WHAT NEEDS TO BE DONE » Reproduce each line that includes the word "agua".

--

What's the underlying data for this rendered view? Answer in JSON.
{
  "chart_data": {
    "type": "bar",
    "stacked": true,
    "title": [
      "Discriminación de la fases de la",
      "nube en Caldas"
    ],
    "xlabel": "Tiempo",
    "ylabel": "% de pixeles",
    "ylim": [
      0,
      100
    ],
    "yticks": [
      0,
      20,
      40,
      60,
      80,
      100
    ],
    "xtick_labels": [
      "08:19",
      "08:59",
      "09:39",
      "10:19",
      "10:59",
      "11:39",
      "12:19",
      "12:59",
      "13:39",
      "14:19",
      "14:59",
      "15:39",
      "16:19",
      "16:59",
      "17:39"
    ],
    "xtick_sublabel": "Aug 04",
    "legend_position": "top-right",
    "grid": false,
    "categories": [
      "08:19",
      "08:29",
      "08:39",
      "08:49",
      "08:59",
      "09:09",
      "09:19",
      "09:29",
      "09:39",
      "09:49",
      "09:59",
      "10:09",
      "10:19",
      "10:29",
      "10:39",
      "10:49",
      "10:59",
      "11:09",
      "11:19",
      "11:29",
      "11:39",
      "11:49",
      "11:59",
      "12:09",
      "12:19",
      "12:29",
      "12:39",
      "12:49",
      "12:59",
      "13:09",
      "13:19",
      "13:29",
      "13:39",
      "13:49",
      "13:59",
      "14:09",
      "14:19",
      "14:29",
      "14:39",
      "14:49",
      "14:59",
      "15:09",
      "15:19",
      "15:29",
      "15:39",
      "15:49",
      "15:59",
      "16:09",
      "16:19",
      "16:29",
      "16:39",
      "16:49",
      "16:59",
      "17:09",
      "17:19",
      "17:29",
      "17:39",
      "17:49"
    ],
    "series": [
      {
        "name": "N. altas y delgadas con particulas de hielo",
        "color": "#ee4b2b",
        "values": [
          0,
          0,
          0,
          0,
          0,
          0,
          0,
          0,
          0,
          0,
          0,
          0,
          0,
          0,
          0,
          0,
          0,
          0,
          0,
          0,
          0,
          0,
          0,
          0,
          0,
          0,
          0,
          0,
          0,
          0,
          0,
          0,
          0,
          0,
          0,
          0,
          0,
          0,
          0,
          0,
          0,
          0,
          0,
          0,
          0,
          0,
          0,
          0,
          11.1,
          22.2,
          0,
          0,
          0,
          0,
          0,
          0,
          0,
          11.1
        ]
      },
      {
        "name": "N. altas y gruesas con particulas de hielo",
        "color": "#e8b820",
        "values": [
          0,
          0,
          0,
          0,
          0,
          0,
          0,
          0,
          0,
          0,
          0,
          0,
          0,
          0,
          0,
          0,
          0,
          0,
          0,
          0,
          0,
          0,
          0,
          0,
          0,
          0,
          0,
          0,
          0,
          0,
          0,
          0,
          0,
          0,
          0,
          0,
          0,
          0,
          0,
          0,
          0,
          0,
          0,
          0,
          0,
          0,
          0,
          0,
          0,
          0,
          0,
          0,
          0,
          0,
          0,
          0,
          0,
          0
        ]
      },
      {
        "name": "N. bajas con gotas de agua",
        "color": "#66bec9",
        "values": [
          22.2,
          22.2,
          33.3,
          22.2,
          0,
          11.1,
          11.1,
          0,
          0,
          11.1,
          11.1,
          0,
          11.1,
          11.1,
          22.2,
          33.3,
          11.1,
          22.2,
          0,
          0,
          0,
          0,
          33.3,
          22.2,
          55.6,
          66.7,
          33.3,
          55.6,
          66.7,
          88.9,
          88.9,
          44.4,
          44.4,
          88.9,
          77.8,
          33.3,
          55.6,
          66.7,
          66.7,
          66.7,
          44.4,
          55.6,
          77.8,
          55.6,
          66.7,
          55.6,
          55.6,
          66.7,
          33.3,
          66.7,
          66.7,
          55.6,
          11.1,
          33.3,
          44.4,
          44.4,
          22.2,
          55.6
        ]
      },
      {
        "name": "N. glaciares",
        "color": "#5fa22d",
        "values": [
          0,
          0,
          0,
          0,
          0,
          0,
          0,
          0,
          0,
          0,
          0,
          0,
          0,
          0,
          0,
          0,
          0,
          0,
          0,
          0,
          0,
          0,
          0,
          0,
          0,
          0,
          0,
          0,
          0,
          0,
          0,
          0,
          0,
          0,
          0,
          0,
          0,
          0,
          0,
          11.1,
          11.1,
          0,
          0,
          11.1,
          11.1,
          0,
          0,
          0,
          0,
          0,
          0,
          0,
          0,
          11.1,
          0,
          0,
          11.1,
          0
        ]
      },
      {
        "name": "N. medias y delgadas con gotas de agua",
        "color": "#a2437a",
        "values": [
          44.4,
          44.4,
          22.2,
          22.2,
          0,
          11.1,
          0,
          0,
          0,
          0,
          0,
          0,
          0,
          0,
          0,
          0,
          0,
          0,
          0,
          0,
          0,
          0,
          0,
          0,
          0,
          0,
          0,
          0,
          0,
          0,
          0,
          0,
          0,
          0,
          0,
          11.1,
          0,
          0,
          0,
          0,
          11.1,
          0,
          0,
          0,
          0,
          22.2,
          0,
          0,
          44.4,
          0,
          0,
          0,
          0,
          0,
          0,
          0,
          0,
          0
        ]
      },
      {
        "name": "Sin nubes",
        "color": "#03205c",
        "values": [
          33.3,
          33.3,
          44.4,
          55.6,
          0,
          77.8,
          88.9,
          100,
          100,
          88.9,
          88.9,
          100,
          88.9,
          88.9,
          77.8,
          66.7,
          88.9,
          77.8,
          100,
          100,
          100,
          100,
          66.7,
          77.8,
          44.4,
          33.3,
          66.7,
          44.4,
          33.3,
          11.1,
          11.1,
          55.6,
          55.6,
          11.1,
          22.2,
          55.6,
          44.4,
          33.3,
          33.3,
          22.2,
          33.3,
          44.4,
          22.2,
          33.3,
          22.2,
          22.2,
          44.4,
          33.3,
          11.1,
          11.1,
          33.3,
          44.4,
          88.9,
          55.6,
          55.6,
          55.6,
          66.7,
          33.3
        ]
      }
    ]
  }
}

--

FINISHED EXERCISE »
        "name": "N. bajas con gotas de agua",
        "name": "N. medias y delgadas con gotas de agua",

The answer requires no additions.